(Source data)
***

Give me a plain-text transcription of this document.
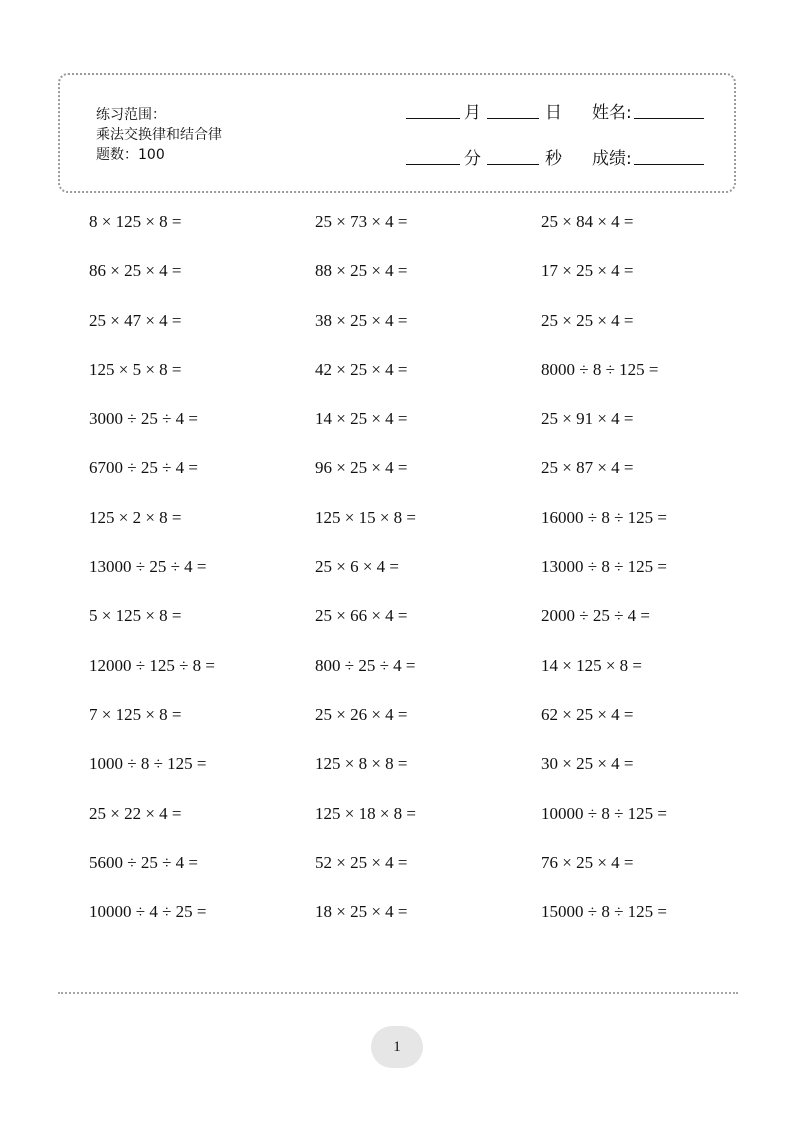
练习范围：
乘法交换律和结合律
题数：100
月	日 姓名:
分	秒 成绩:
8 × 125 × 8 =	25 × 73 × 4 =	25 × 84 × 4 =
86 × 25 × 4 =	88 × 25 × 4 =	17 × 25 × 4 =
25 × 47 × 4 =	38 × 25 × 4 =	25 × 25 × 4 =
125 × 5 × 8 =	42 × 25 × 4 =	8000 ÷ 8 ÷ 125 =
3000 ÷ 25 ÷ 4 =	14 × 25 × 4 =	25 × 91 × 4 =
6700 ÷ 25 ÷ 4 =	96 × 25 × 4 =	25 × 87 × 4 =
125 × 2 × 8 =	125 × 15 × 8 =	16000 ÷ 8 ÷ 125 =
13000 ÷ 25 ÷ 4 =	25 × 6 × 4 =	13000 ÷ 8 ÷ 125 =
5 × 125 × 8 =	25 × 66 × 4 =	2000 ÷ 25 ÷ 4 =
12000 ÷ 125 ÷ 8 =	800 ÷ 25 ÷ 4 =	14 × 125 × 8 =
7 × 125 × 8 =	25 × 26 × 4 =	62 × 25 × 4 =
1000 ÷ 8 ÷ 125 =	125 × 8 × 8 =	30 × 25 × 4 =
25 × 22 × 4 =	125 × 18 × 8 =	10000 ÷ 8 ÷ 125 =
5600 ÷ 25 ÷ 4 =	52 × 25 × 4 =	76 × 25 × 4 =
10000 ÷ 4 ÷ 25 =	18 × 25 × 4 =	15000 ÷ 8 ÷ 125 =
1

***

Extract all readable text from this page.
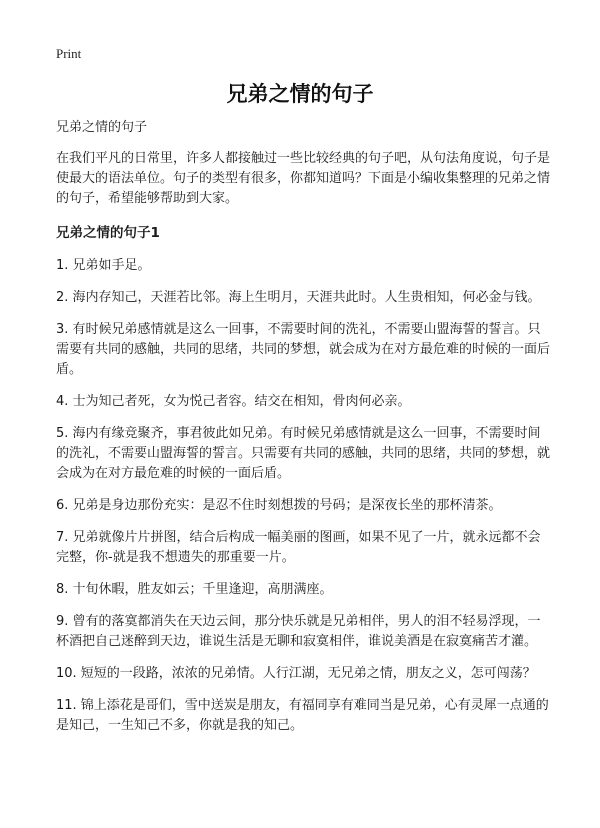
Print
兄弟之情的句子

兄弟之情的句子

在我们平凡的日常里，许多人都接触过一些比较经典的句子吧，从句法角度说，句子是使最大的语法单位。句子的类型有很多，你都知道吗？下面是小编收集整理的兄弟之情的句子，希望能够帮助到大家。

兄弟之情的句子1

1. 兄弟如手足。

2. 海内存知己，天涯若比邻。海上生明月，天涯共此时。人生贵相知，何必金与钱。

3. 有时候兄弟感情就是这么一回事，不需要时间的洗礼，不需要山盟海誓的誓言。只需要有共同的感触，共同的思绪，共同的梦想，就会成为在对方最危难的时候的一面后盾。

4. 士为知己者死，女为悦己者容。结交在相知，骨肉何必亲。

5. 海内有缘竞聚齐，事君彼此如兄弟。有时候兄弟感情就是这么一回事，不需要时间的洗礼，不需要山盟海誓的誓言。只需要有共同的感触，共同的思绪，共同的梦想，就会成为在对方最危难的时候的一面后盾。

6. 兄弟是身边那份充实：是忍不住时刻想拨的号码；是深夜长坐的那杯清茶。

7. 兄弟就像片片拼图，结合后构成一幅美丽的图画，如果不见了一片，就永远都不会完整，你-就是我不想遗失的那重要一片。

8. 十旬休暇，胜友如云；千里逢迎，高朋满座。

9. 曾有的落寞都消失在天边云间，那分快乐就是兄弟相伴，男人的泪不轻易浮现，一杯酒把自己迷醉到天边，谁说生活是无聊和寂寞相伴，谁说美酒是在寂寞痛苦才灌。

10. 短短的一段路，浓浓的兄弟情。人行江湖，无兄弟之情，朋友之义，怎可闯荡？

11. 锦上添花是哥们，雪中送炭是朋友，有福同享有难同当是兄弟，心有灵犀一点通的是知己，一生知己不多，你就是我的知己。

***

> **GIVEN PROBLEM**
Give nothing but the count of lines in the listing above that hold the string "text".

> **RESULT BELOW**
2